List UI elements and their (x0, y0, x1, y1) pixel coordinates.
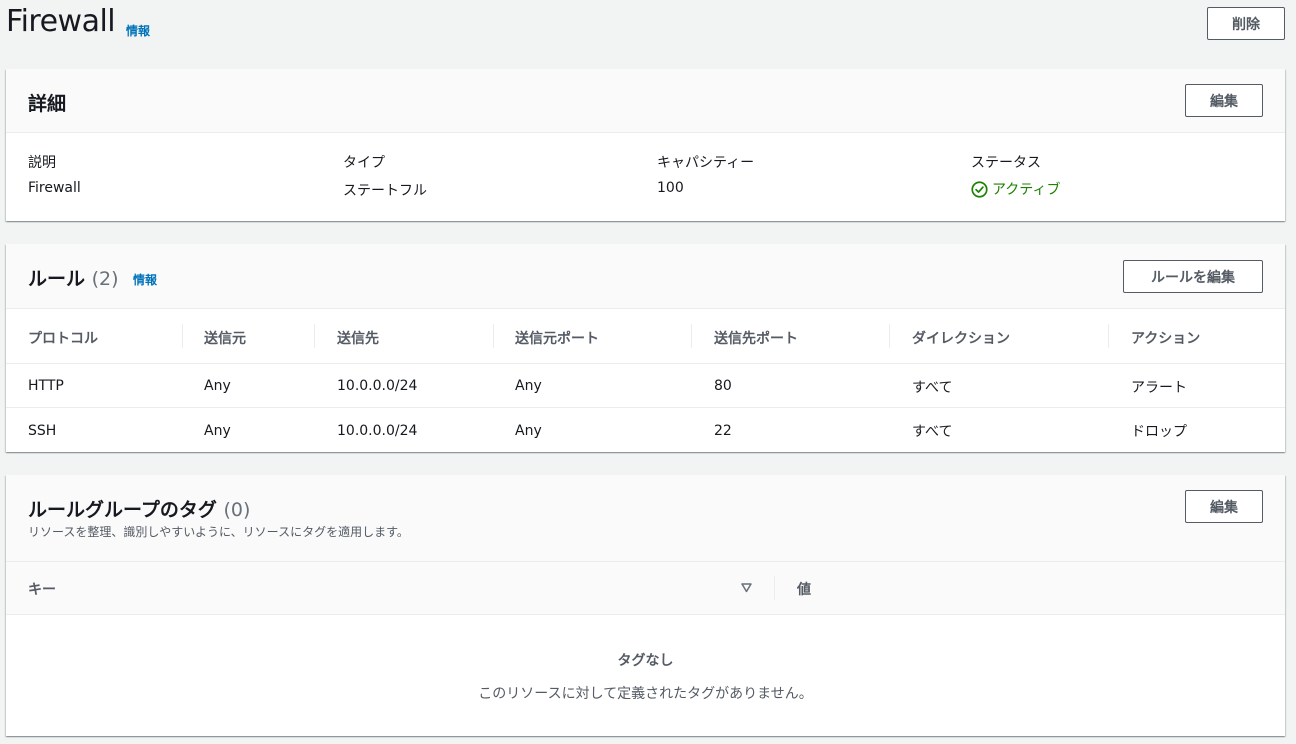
cell-destination-port: 80 (714, 378, 732, 394)
cell-source: Any (204, 378, 231, 394)
tags-description: リソースを整理、識別しやすいように、リソースにタグを適用します。 (28, 525, 409, 539)
cell-protocol: HTTP (28, 378, 64, 394)
details-edit-button[interactable]: 編集 (1185, 84, 1263, 117)
tags-count: (0) (223, 499, 251, 521)
table-divider (6, 363, 1285, 364)
check-circle-icon (971, 180, 988, 198)
sort-down-triangle-icon[interactable] (741, 583, 752, 593)
delete-button[interactable]: 削除 (1207, 7, 1285, 40)
cell-destination: 10.0.0.0/24 (337, 378, 418, 394)
cell-source-port: Any (515, 378, 542, 394)
tags-table-header: キー 値 (6, 562, 1285, 615)
cell-direction: すべて (912, 424, 953, 440)
column-header-action: アクション (1131, 331, 1201, 347)
rules-panel-header: ルール (2) 情報 (6, 244, 1285, 309)
status-badge: アクティブ (971, 179, 1060, 199)
column-divider (493, 324, 494, 348)
column-header-destination: 送信先 (337, 331, 379, 347)
field-label-capacity: キャパシティー (657, 155, 755, 171)
page-header: Firewall 情報 (6, 0, 1285, 50)
column-header-source: 送信元 (204, 331, 246, 347)
rules-panel: ルール (2) 情報 ルールを編集 プロトコル 送信元 送信先 送信元ポート 送… (6, 244, 1285, 452)
column-header-value: 値 (797, 582, 811, 598)
column-header-protocol: プロトコル (28, 331, 98, 347)
tags-panel-header: ルールグループのタグ (0) リソースを整理、識別しやすいように、リソースにタグ… (6, 475, 1285, 562)
page-title: Firewall (6, 4, 116, 39)
column-header-key[interactable]: キー (28, 579, 56, 599)
column-header-source-port: 送信元ポート (515, 331, 599, 347)
empty-state-message: このリソースに対して定義されたタグがありません。 (478, 686, 813, 702)
details-panel-header: 詳細 (6, 69, 1285, 133)
field-label-status: ステータス (971, 155, 1041, 171)
page-info-link[interactable]: 情報 (126, 22, 150, 39)
cell-destination: 10.0.0.0/24 (337, 423, 418, 439)
column-header-direction: ダイレクション (912, 331, 1010, 347)
table-divider (6, 407, 1285, 408)
rules-title-text: ルール (28, 268, 86, 290)
column-divider (889, 324, 890, 348)
cell-source: Any (204, 423, 231, 439)
field-value-capacity: 100 (657, 180, 684, 196)
tags-edit-button[interactable]: 編集 (1185, 490, 1263, 523)
details-panel: 詳細 編集 説明 Firewall タイプ ステートフル キャパシティー 100… (6, 69, 1285, 221)
field-value-type: ステートフル (343, 183, 427, 199)
column-divider (774, 576, 775, 600)
rules-title: ルール (2) (28, 264, 119, 291)
tags-panel: ルールグループのタグ (0) リソースを整理、識別しやすいように、リソースにタグ… (6, 475, 1285, 736)
cell-protocol: SSH (28, 423, 57, 439)
field-label-type: タイプ (343, 155, 385, 171)
column-header-destination-port: 送信先ポート (714, 331, 798, 347)
cell-action: アラート (1131, 380, 1187, 396)
cell-source-port: Any (515, 423, 542, 439)
status-value: アクティブ (992, 182, 1061, 198)
tags-title: ルールグループのタグ (0) (28, 495, 250, 522)
empty-state-title: タグなし (617, 653, 674, 669)
cell-destination-port: 22 (714, 423, 732, 439)
column-divider (1108, 324, 1109, 348)
details-title: 詳細 (28, 93, 67, 115)
edit-rules-button[interactable]: ルールを編集 (1123, 260, 1263, 293)
cell-action: ドロップ (1131, 424, 1187, 440)
column-divider (314, 324, 315, 348)
tags-title-text: ルールグループのタグ (28, 499, 217, 521)
empty-state: タグなし このリソースに対して定義されたタグがありません。 (6, 615, 1285, 736)
cell-direction: すべて (912, 380, 953, 396)
column-divider (182, 324, 183, 348)
rules-info-link[interactable]: 情報 (133, 271, 157, 288)
field-label-description: 説明 (28, 155, 56, 171)
column-divider (691, 324, 692, 348)
field-value-description: Firewall (28, 180, 81, 196)
rules-count: (2) (91, 268, 119, 290)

---+---

**What the exercise asks:** Write out the records from the line with "cell-destination-port: 80 (714, 378, 732, 394)" to the line with "tags-edit-button[interactable]: 編集 (1185, 490, 1263, 523)", including both of those lines.

**Problem solution:**
cell-destination-port: 80 (714, 378, 732, 394)
cell-source: Any (204, 378, 231, 394)
tags-description: リソースを整理、識別しやすいように、リソースにタグを適用します。 (28, 525, 409, 539)
cell-protocol: HTTP (28, 378, 64, 394)
details-edit-button[interactable]: 編集 (1185, 84, 1263, 117)
tags-count: (0) (223, 499, 251, 521)
table-divider (6, 363, 1285, 364)
check-circle-icon (971, 180, 988, 198)
sort-down-triangle-icon[interactable] (741, 583, 752, 593)
delete-button[interactable]: 削除 (1207, 7, 1285, 40)
cell-destination: 10.0.0.0/24 (337, 378, 418, 394)
cell-source-port: Any (515, 378, 542, 394)
tags-table-header: キー 値 (6, 562, 1285, 615)
cell-direction: すべて (912, 424, 953, 440)
column-header-action: アクション (1131, 331, 1201, 347)
rules-panel-header: ルール (2) 情報 (6, 244, 1285, 309)
status-badge: アクティブ (971, 179, 1060, 199)
column-divider (493, 324, 494, 348)
column-header-destination: 送信先 (337, 331, 379, 347)
field-label-capacity: キャパシティー (657, 155, 755, 171)
page-header: Firewall 情報 (6, 0, 1285, 50)
column-header-source: 送信元 (204, 331, 246, 347)
rules-panel: ルール (2) 情報 ルールを編集 プロトコル 送信元 送信先 送信元ポート 送… (6, 244, 1285, 452)
column-header-value: 値 (797, 582, 811, 598)
column-header-protocol: プロトコル (28, 331, 98, 347)
tags-panel-header: ルールグループのタグ (0) リソースを整理、識別しやすいように、リソースにタグ… (6, 475, 1285, 562)
page-title: Firewall (6, 4, 116, 39)
column-header-key[interactable]: キー (28, 579, 56, 599)
column-header-source-port: 送信元ポート (515, 331, 599, 347)
empty-state-message: このリソースに対して定義されたタグがありません。 (478, 686, 813, 702)
details-panel-header: 詳細 (6, 69, 1285, 133)
field-label-status: ステータス (971, 155, 1041, 171)
page-info-link[interactable]: 情報 (126, 22, 150, 39)
cell-destination: 10.0.0.0/24 (337, 423, 418, 439)
column-header-direction: ダイレクション (912, 331, 1010, 347)
table-divider (6, 407, 1285, 408)
rules-title-text: ルール (28, 268, 86, 290)
column-divider (889, 324, 890, 348)
cell-source: Any (204, 423, 231, 439)
field-value-capacity: 100 (657, 180, 684, 196)
tags-edit-button[interactable]: 編集 (1185, 490, 1263, 523)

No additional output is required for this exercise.